§ Task directions
Type the records out again in full, exactly.
═══ Data
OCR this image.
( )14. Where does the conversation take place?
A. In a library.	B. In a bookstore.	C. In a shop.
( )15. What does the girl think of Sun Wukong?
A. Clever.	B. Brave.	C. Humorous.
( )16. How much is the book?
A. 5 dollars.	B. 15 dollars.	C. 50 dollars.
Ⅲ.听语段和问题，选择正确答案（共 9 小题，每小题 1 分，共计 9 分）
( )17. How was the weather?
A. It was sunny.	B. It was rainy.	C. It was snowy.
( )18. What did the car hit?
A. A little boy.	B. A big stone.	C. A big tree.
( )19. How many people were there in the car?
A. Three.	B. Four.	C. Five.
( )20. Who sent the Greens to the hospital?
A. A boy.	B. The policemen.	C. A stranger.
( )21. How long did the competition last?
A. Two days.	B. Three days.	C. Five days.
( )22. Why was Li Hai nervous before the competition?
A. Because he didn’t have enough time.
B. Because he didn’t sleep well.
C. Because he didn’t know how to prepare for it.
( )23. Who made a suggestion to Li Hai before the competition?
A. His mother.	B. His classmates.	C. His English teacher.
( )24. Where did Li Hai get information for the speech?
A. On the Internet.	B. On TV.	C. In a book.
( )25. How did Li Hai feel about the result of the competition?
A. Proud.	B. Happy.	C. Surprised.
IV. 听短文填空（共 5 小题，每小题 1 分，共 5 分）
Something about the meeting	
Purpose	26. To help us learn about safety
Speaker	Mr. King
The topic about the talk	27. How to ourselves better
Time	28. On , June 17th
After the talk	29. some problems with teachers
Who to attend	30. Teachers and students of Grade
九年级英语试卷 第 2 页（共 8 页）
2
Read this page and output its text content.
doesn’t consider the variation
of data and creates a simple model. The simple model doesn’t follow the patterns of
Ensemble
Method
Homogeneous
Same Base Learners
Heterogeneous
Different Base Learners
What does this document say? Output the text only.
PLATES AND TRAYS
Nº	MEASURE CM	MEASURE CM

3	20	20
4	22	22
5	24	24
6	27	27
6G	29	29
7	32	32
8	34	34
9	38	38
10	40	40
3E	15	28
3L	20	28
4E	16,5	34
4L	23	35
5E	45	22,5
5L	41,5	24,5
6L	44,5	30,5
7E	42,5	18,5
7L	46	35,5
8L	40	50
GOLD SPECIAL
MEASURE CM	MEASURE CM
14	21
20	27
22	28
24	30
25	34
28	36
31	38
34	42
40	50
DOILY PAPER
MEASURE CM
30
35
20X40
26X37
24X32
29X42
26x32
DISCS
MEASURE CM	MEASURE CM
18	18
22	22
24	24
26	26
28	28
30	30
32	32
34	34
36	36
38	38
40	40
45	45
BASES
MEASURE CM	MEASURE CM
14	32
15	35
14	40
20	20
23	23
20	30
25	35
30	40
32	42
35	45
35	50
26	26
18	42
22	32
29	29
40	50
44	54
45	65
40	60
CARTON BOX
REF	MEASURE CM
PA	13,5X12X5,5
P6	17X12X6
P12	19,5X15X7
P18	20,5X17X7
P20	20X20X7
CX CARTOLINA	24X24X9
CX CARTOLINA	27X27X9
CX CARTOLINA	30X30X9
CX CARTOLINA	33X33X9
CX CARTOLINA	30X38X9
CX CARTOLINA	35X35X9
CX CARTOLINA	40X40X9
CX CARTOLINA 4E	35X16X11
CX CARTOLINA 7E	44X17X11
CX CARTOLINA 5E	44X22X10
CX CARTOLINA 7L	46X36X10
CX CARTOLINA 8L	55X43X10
══════
§ Response to this task
OCR this image.
( )14. Where does the conversation take place?
A. In a library.	B. In a bookstore.	C. In a shop.
( )15. What does the girl think of Sun Wukong?
A. Clever.	B. Brave.	C. Humorous.
( )16. How much is the book?
A. 5 dollars.	B. 15 dollars.	C. 50 dollars.
Ⅲ.听语段和问题，选择正确答案（共 9 小题，每小题 1 分，共计 9 分）
( )17. How was the weather?
A. It was sunny.	B. It was rainy.	C. It was snowy.
( )18. What did the car hit?
A. A little boy.	B. A big stone.	C. A big tree.
( )19. How many people were there in the car?
A. Three.	B. Four.	C. Five.
( )20. Who sent the Greens to the hospital?
A. A boy.	B. The policemen.	C. A stranger.
( )21. How long did the competition last?
A. Two days.	B. Three days.	C. Five days.
( )22. Why was Li Hai nervous before the competition?
A. Because he didn’t have enough time.
B. Because he didn’t sleep well.
C. Because he didn’t know how to prepare for it.
( )23. Who made a suggestion to Li Hai before the competition?
A. His mother.	B. His classmates.	C. His English teacher.
( )24. Where did Li Hai get information for the speech?
A. On the Internet.	B. On TV.	C. In a book.
( )25. How did Li Hai feel about the result of the competition?
A. Proud.	B. Happy.	C. Surprised.
IV. 听短文填空（共 5 小题，每小题 1 分，共 5 分）
Something about the meeting	
Purpose	26. To help us learn about safety
Speaker	Mr. King
The topic about the talk	27. How to ourselves better
Time	28. On , June 17th
After the talk	29. some problems with teachers
Who to attend	30. Teachers and students of Grade
九年级英语试卷 第 2 页（共 8 页）
2
Read this page and output its text content.
doesn’t consider the variation
of data and creates a simple model. The simple model doesn’t follow the patterns of
Ensemble
Method
Homogeneous
Same Base Learners
Heterogeneous
Different Base Learners
What does this document say? Output the text only.
PLATES AND TRAYS
Nº	MEASURE CM	MEASURE CM

3	20	20
4	22	22
5	24	24
6	27	27
6G	29	29
7	32	32
8	34	34
9	38	38
10	40	40
3E	15	28
3L	20	28
4E	16,5	34
4L	23	35
5E	45	22,5
5L	41,5	24,5
6L	44,5	30,5
7E	42,5	18,5
7L	46	35,5
8L	40	50
GOLD SPECIAL
MEASURE CM	MEASURE CM
14	21
20	27
22	28
24	30
25	34
28	36
31	38
34	42
40	50
DOILY PAPER
MEASURE CM
30
35
20X40
26X37
24X32
29X42
26x32
DISCS
MEASURE CM	MEASURE CM
18	18
22	22
24	24
26	26
28	28
30	30
32	32
34	34
36	36
38	38
40	40
45	45
BASES
MEASURE CM	MEASURE CM
14	32
15	35
14	40
20	20
23	23
20	30
25	35
30	40
32	42
35	45
35	50
26	26
18	42
22	32
29	29
40	50
44	54
45	65
40	60
CARTON BOX
REF	MEASURE CM
PA	13,5X12X5,5
P6	17X12X6
P12	19,5X15X7
P18	20,5X17X7
P20	20X20X7
CX CARTOLINA	24X24X9
CX CARTOLINA	27X27X9
CX CARTOLINA	30X30X9
CX CARTOLINA	33X33X9
CX CARTOLINA	30X38X9
CX CARTOLINA	35X35X9
CX CARTOLINA	40X40X9
CX CARTOLINA 4E	35X16X11
CX CARTOLINA 7E	44X17X11
CX CARTOLINA 5E	44X22X10
CX CARTOLINA 7L	46X36X10
CX CARTOLINA 8L	55X43X10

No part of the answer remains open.